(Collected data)
========================
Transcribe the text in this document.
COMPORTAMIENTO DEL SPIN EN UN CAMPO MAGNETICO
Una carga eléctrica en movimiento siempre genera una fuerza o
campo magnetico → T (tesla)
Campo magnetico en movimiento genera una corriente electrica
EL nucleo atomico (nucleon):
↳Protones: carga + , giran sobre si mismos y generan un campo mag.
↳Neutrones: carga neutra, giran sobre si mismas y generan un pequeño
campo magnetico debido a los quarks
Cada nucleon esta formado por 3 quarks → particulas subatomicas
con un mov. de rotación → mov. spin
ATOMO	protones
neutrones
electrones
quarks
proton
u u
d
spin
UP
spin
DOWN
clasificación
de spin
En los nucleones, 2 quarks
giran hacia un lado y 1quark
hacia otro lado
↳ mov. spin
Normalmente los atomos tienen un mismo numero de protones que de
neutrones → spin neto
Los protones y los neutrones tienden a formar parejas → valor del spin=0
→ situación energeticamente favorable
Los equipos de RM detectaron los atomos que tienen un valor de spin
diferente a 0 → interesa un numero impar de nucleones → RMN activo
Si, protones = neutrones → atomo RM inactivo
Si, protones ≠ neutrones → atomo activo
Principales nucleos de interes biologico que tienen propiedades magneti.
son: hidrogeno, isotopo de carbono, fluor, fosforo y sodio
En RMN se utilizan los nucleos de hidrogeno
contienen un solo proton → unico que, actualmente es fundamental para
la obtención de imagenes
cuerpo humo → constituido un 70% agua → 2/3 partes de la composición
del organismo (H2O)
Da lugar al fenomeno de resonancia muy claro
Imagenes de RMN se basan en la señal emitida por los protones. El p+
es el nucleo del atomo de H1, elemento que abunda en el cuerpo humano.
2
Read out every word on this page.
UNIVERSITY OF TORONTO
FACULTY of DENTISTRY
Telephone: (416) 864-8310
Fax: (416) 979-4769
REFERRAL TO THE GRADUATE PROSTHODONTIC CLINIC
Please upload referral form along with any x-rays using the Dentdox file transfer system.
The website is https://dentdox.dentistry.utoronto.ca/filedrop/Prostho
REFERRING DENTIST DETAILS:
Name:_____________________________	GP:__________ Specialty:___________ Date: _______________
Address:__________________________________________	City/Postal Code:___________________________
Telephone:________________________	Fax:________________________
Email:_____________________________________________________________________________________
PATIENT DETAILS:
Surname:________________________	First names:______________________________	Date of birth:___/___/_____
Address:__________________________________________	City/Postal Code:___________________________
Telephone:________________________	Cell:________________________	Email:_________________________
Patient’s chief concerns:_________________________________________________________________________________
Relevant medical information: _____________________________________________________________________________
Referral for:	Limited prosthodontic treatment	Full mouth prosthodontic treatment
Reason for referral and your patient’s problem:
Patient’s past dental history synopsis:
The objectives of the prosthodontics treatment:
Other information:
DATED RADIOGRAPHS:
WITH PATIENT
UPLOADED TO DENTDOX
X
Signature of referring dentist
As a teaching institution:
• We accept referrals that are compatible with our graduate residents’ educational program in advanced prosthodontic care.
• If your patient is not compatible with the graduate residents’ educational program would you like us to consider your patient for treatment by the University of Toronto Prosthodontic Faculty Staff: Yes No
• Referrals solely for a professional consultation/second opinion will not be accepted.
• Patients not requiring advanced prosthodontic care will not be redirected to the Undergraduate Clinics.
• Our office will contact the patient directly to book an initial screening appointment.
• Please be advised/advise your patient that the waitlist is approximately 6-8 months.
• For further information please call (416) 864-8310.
========================
About this exercise ->
Only a number is expected: how many lines of the data include the string "compatible".

Answer space ->
2